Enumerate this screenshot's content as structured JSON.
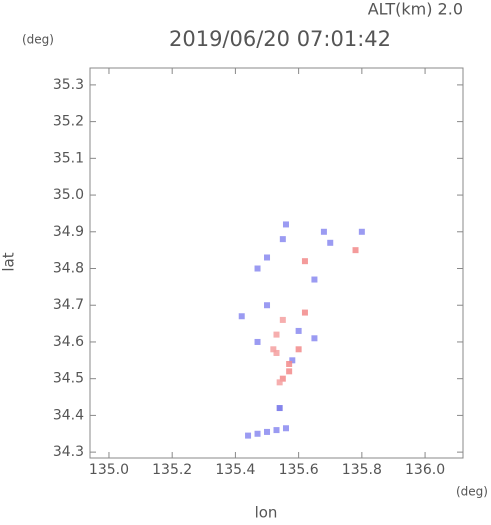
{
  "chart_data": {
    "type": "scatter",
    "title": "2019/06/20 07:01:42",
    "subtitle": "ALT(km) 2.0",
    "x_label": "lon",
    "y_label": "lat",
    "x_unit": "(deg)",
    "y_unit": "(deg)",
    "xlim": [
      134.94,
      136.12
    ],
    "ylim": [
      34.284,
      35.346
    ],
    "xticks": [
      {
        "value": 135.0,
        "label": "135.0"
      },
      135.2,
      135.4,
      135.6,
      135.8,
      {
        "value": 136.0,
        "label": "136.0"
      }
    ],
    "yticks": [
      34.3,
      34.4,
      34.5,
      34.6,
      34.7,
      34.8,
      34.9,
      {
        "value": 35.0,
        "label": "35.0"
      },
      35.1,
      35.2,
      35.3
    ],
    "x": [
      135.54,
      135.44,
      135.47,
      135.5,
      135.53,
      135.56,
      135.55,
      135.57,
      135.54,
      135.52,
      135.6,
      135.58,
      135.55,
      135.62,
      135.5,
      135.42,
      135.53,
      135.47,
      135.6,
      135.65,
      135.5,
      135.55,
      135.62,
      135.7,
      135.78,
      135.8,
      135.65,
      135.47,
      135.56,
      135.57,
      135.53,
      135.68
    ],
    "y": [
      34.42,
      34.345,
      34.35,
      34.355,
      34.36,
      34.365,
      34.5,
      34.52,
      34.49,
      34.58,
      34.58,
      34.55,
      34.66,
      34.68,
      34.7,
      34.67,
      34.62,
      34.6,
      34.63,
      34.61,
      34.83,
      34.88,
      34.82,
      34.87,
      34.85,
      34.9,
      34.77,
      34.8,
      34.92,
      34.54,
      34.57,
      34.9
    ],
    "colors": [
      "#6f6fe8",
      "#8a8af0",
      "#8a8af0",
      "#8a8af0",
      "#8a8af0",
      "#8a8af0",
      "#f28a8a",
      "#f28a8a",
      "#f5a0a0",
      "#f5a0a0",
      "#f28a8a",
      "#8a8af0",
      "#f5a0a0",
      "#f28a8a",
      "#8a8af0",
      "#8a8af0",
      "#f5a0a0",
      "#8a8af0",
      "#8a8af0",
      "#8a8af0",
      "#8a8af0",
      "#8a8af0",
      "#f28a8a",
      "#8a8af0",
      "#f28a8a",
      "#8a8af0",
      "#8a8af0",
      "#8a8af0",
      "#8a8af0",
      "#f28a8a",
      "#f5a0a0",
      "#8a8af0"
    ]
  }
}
· · · · · · ·
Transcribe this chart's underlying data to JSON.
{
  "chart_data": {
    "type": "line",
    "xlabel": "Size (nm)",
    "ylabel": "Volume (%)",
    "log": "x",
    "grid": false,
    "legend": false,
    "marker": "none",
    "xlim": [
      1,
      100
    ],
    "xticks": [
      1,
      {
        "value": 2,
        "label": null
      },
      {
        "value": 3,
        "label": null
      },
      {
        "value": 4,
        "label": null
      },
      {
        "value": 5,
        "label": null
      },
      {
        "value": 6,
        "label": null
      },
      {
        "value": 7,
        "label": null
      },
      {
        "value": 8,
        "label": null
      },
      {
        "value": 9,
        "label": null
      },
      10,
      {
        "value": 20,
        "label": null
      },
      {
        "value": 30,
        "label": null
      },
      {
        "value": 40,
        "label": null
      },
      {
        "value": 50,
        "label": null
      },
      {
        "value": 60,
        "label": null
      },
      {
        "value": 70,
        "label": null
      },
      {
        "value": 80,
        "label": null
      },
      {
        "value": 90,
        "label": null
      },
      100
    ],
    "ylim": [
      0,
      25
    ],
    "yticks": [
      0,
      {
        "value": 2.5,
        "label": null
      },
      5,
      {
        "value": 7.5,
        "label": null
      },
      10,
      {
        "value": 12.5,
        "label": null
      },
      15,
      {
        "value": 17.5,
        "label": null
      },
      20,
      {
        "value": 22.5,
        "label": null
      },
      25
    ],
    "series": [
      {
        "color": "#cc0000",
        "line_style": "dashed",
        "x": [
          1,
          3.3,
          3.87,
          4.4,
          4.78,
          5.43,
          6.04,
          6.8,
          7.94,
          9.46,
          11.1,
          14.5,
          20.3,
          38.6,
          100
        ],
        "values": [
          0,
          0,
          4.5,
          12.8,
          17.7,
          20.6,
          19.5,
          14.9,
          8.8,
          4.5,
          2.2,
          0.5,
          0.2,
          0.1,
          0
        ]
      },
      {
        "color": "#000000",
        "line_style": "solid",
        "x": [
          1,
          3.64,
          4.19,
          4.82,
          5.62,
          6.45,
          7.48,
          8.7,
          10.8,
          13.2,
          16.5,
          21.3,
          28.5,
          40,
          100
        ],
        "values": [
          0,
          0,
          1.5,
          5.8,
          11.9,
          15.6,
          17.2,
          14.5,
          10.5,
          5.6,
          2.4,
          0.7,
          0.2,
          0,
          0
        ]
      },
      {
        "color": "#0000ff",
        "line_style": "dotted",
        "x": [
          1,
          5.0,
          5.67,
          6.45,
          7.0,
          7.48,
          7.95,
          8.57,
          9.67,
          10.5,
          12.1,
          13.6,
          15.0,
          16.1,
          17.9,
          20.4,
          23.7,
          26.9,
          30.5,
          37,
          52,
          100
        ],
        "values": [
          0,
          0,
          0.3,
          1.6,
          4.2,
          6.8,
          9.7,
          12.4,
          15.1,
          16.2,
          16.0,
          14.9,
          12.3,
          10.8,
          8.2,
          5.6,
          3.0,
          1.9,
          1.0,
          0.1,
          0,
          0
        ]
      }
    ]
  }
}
· · · · · · ·
▶ [To do]:
Find the word "JSON" in the entries above and gather every line that holds it.

▶ [Correct response]:
Enumerate this screenshot's content as structured JSON.
Transcribe this chart's underlying data to JSON.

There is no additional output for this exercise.